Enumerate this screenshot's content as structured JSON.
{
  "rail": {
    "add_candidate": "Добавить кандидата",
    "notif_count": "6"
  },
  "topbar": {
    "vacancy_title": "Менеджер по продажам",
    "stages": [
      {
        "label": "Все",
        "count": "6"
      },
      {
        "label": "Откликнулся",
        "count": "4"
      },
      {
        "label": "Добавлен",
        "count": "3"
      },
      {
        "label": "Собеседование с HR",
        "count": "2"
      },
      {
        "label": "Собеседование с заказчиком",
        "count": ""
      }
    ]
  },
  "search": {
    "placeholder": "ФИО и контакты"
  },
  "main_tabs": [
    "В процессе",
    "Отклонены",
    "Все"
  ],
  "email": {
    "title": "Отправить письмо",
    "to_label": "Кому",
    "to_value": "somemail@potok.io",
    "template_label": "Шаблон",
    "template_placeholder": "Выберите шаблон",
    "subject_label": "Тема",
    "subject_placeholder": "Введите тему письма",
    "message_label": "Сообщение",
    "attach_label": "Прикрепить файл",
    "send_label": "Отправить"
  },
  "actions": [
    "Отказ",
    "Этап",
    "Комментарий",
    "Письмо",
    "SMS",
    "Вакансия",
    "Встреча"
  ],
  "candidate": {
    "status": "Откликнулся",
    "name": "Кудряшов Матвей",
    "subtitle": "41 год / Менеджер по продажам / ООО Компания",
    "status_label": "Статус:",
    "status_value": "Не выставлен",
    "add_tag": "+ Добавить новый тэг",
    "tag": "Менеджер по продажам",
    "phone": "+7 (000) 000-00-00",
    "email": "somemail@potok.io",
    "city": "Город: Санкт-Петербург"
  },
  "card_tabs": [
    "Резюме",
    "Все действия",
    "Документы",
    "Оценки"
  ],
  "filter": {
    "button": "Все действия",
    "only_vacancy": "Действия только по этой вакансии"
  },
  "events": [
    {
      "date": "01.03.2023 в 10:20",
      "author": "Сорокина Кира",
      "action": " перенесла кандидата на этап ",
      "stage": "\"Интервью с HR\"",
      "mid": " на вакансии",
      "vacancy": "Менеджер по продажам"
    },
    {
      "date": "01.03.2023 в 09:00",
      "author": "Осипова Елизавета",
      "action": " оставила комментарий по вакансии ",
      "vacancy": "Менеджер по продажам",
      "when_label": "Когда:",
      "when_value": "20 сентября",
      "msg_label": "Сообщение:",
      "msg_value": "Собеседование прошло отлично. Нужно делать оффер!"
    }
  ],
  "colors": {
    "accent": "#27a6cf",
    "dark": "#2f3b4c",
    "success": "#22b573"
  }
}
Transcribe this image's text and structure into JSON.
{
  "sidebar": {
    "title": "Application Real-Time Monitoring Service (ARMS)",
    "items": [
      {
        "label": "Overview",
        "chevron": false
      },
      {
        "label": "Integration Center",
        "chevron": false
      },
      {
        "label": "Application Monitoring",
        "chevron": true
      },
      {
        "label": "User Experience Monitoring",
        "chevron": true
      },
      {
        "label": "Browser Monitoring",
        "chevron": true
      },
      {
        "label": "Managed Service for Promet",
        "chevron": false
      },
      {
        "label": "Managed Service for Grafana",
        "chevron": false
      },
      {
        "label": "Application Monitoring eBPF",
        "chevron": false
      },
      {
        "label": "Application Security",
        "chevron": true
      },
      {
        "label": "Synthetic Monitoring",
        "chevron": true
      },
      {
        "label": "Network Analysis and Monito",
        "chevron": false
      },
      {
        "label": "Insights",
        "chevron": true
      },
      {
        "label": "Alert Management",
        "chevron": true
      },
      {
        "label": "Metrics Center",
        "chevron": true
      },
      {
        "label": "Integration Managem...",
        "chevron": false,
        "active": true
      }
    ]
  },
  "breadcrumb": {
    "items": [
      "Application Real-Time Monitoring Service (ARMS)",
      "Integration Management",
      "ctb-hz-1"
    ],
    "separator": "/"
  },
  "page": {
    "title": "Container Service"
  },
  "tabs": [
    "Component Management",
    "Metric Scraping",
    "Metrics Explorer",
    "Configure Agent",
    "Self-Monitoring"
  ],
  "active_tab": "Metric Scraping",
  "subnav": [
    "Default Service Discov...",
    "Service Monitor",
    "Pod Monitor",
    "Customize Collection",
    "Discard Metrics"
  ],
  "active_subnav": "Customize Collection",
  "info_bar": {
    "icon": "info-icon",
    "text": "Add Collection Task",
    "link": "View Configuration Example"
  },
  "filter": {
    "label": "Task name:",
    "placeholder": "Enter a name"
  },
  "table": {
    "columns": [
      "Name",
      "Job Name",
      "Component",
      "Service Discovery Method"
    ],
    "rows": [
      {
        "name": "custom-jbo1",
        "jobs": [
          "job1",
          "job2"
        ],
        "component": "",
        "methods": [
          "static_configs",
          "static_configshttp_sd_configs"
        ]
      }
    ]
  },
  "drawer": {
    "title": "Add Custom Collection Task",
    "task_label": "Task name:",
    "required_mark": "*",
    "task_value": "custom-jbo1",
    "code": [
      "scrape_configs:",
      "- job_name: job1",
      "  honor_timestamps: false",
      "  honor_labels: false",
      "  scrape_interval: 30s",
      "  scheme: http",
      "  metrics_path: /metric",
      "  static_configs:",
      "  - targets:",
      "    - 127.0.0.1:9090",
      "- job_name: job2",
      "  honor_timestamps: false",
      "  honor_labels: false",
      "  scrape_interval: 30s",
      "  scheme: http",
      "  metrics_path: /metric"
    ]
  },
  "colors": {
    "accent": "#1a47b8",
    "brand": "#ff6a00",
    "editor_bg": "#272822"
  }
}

* * *

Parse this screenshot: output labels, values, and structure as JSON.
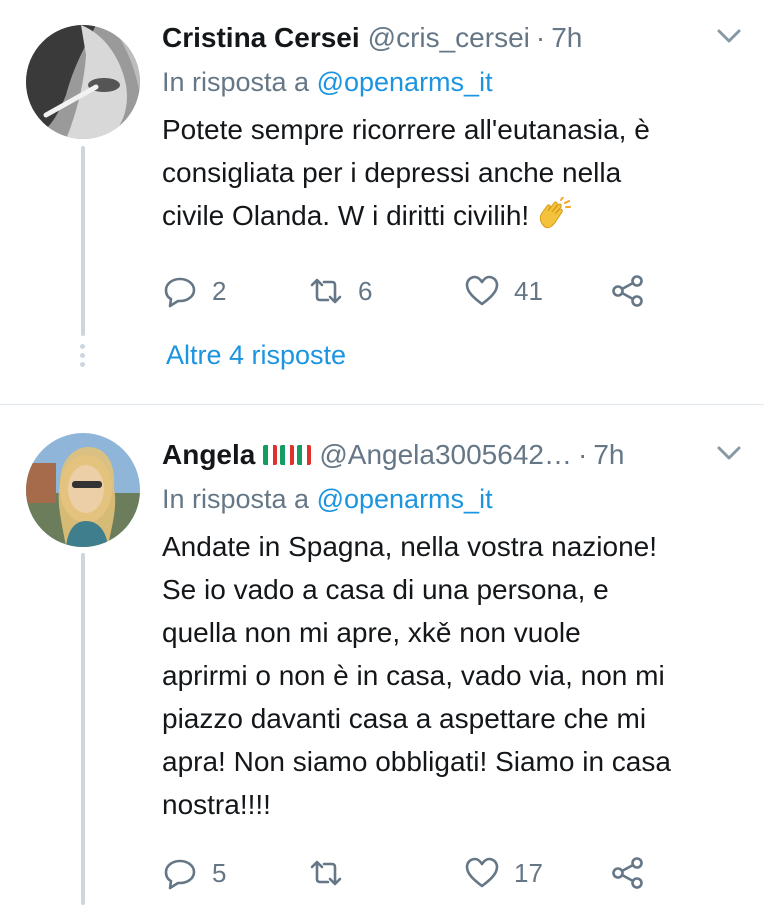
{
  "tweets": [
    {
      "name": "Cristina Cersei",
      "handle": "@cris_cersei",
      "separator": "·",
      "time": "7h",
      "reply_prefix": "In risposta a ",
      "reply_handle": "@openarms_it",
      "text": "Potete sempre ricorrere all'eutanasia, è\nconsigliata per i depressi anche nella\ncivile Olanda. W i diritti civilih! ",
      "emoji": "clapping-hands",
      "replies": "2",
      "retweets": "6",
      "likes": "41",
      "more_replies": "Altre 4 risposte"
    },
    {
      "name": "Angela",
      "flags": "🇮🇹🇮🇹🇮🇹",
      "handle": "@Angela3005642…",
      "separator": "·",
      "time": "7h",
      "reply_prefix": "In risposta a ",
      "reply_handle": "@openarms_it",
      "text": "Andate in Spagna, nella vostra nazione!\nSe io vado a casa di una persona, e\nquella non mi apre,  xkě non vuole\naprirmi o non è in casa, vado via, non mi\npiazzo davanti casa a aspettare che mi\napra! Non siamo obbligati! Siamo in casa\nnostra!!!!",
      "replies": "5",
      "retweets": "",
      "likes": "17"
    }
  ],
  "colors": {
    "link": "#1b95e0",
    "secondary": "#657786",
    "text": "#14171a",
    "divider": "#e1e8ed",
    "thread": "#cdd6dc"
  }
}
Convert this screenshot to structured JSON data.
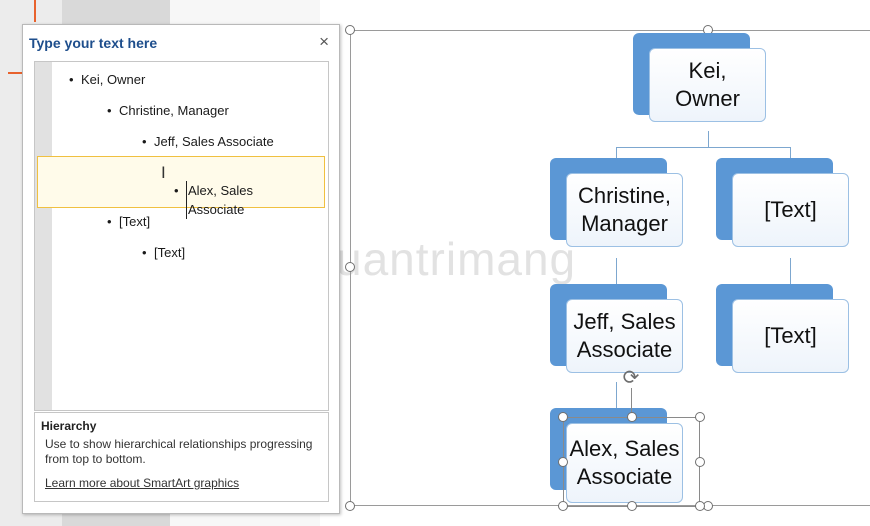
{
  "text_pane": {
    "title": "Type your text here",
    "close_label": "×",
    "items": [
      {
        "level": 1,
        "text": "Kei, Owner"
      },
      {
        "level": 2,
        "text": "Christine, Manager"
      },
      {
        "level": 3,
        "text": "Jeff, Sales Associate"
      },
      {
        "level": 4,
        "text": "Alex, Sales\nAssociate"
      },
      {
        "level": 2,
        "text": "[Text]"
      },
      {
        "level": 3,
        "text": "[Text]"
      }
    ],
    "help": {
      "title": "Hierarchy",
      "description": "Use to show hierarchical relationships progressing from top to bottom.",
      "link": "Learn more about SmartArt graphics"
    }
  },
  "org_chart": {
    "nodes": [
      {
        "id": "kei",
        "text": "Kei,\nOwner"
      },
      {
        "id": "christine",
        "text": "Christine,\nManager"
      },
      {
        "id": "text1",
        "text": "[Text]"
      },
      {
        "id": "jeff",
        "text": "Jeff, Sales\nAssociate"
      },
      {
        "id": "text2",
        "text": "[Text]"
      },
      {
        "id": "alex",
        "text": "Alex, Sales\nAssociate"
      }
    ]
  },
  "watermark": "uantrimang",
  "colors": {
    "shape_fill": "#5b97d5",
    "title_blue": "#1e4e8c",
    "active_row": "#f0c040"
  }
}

==

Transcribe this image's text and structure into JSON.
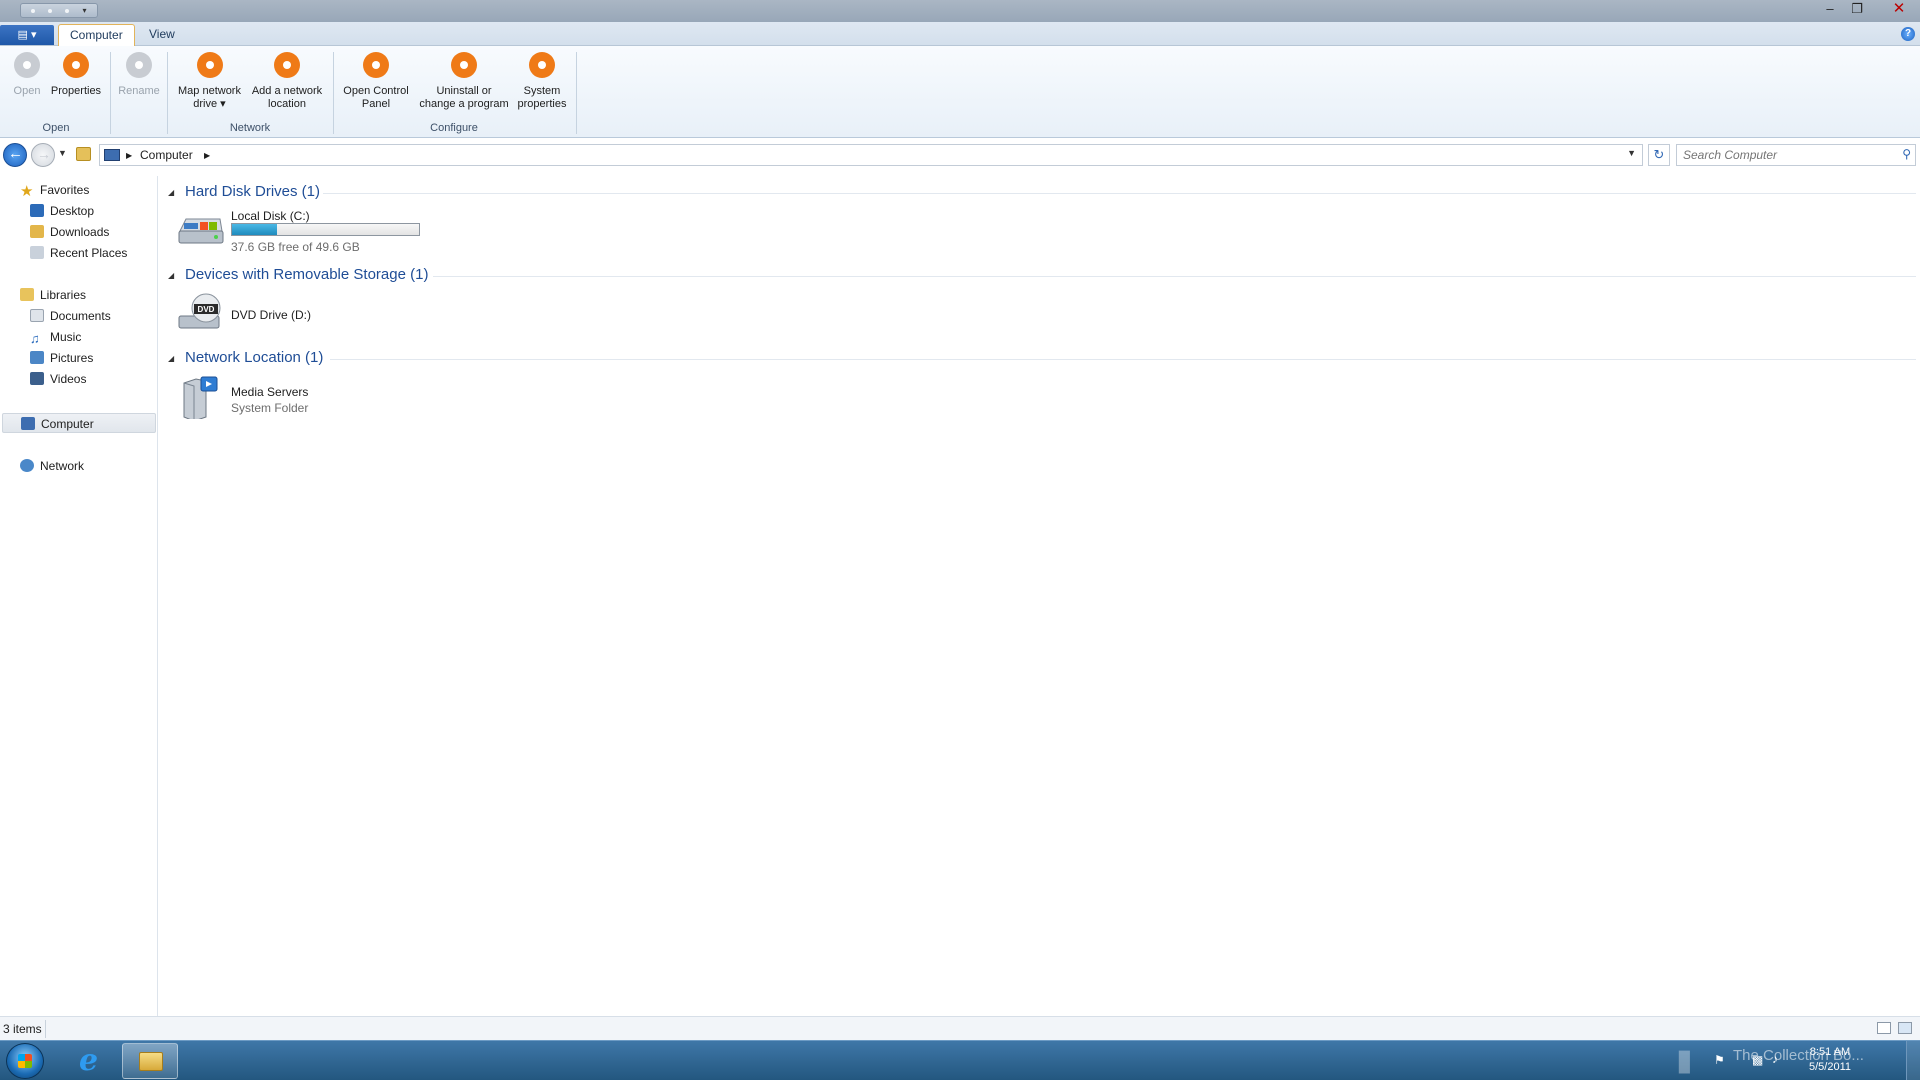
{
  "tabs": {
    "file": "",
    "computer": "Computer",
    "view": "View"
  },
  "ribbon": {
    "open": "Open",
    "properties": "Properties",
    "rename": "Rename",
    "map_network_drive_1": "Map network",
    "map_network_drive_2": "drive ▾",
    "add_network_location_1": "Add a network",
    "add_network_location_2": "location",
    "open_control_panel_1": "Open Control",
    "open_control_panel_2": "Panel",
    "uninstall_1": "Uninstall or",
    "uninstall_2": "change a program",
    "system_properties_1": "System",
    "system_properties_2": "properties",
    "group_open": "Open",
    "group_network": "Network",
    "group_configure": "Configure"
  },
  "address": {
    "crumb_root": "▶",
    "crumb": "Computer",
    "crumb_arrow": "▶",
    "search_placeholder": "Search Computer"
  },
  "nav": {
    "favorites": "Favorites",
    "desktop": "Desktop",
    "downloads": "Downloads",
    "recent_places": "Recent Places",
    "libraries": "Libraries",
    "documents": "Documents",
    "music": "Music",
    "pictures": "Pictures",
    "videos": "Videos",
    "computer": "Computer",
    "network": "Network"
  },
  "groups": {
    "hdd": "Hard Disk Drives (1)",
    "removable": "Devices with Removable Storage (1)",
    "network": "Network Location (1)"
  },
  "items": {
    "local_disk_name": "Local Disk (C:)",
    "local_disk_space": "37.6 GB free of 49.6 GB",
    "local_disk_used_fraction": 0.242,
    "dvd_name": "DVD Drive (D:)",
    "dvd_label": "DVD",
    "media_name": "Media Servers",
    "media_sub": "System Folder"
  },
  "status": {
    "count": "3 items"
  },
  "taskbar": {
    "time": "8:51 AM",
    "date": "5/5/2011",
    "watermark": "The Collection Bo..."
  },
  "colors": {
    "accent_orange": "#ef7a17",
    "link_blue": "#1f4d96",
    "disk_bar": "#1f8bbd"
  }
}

**AIM**
Copy each line of the listing that holds the word "this".

**TASK OUTPUT**
Enumerate this screenshot's content as structured JSON.
Transcribe this image's text and structure into JSON.
Parse this screenshot: output labels, values, and structure as JSON.
Convert this screenshot to structured JSON data.
Transcribe this image's text and structure into JSON.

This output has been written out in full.